## [GIVEN REQUEST]
Where does the string "title" appear? Copy every line of the entries below that holds it.

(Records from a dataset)
○ ○ ○ ○

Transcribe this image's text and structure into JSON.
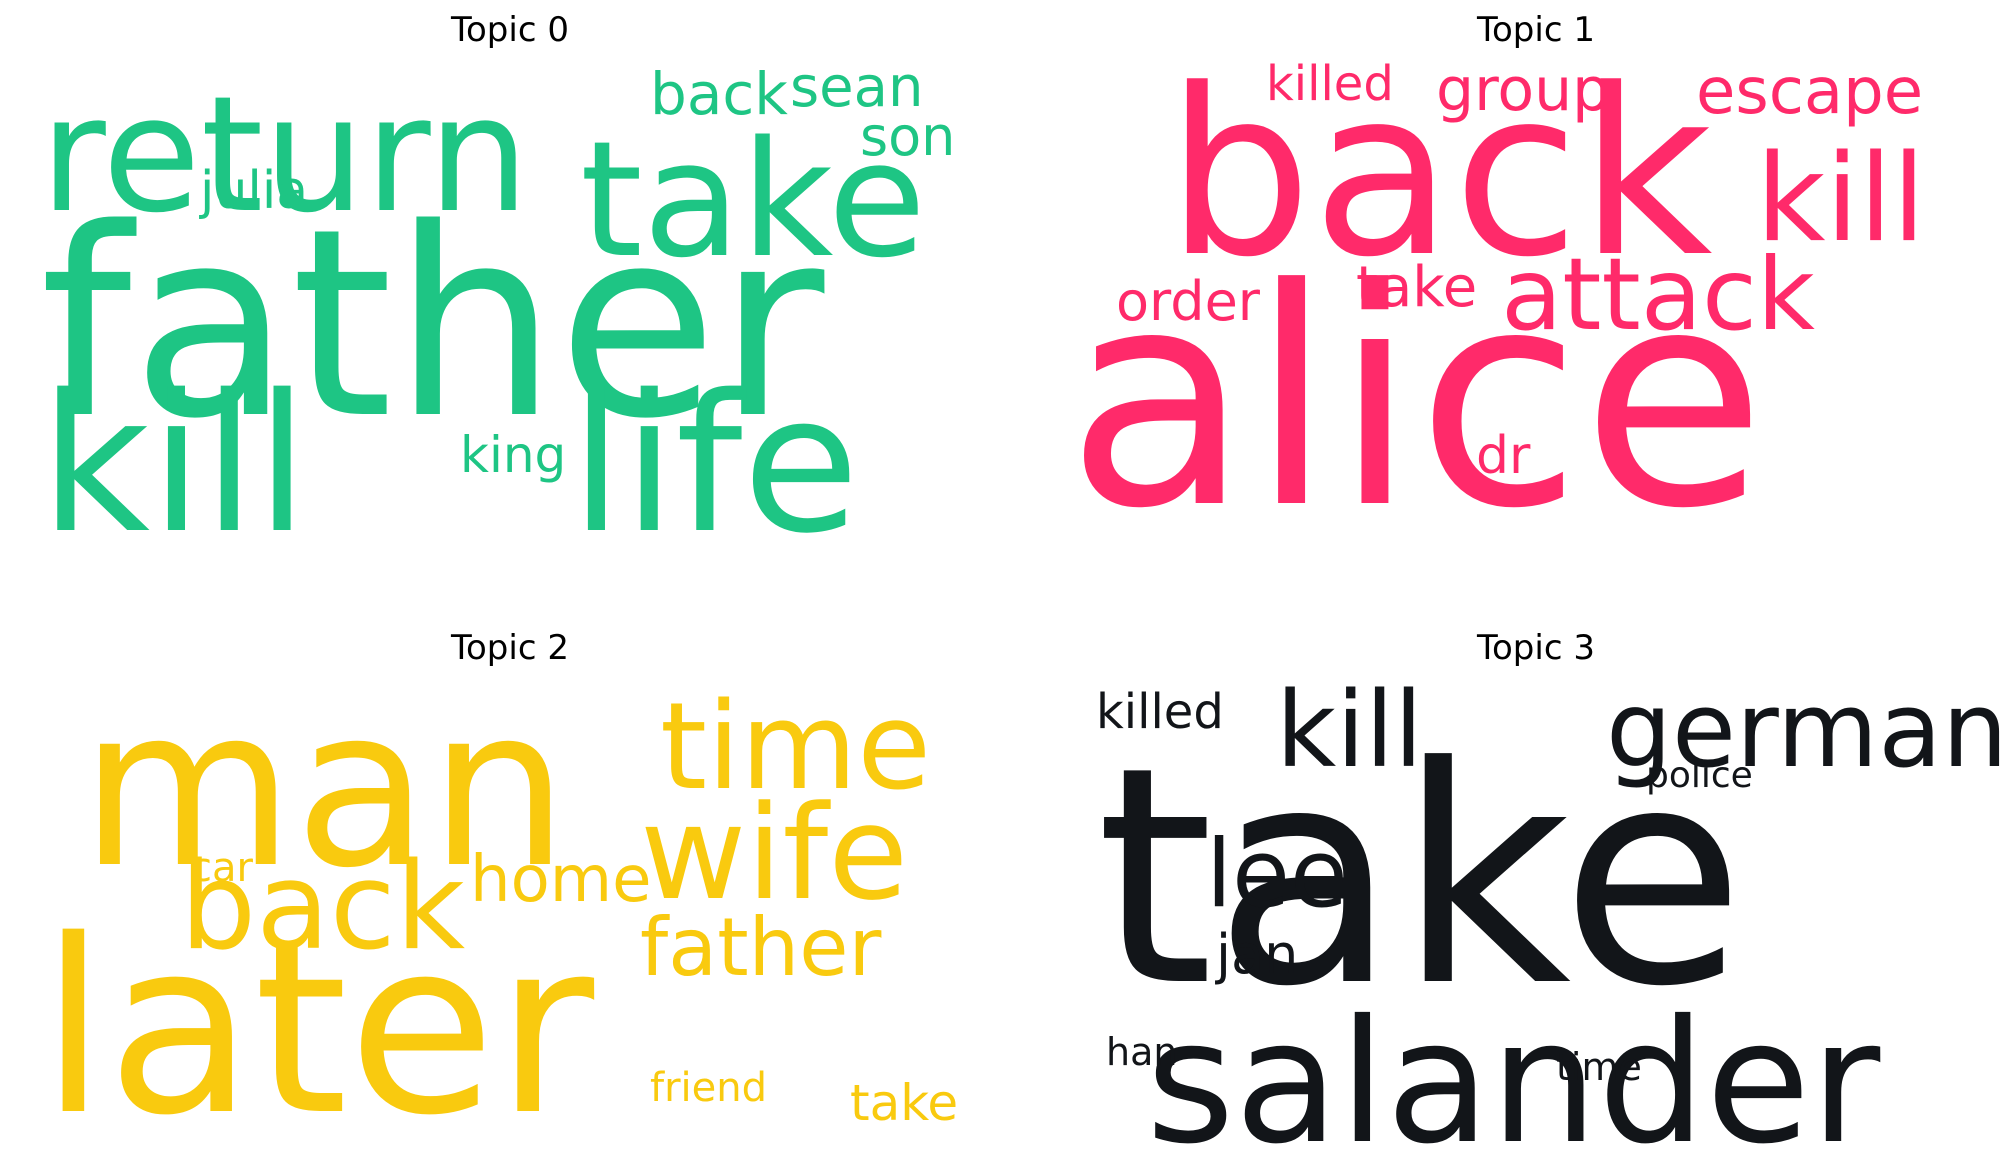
{
  "chart_data": [
    {
      "type": "wordcloud",
      "title": "Topic 0",
      "color": "#1ec584",
      "words": [
        {
          "text": "father"
        },
        {
          "text": "kill"
        },
        {
          "text": "life"
        },
        {
          "text": "return"
        },
        {
          "text": "take"
        },
        {
          "text": "back"
        },
        {
          "text": "sean"
        },
        {
          "text": "son"
        },
        {
          "text": "julia"
        },
        {
          "text": "king"
        }
      ]
    },
    {
      "type": "wordcloud",
      "title": "Topic 1",
      "color": "#ff2a6a",
      "words": [
        {
          "text": "alice"
        },
        {
          "text": "back"
        },
        {
          "text": "kill"
        },
        {
          "text": "attack"
        },
        {
          "text": "escape"
        },
        {
          "text": "group"
        },
        {
          "text": "killed"
        },
        {
          "text": "order"
        },
        {
          "text": "take"
        },
        {
          "text": "dr"
        }
      ]
    },
    {
      "type": "wordcloud",
      "title": "Topic 2",
      "color": "#f9ca0f",
      "words": [
        {
          "text": "man"
        },
        {
          "text": "later"
        },
        {
          "text": "time"
        },
        {
          "text": "wife"
        },
        {
          "text": "back"
        },
        {
          "text": "father"
        },
        {
          "text": "home"
        },
        {
          "text": "car"
        },
        {
          "text": "friend"
        },
        {
          "text": "take"
        }
      ]
    },
    {
      "type": "wordcloud",
      "title": "Topic 3",
      "color": "#121519",
      "words": [
        {
          "text": "take"
        },
        {
          "text": "salander"
        },
        {
          "text": "kill"
        },
        {
          "text": "german"
        },
        {
          "text": "killed"
        },
        {
          "text": "lee"
        },
        {
          "text": "police"
        },
        {
          "text": "jan"
        },
        {
          "text": "han"
        },
        {
          "text": "time"
        }
      ]
    }
  ]
}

○ ○ ○ ○

## [RESULT OF THIS EXERCISE]
      "title": "Topic 0",
      "title": "Topic 1",
      "title": "Topic 2",
      "title": "Topic 3",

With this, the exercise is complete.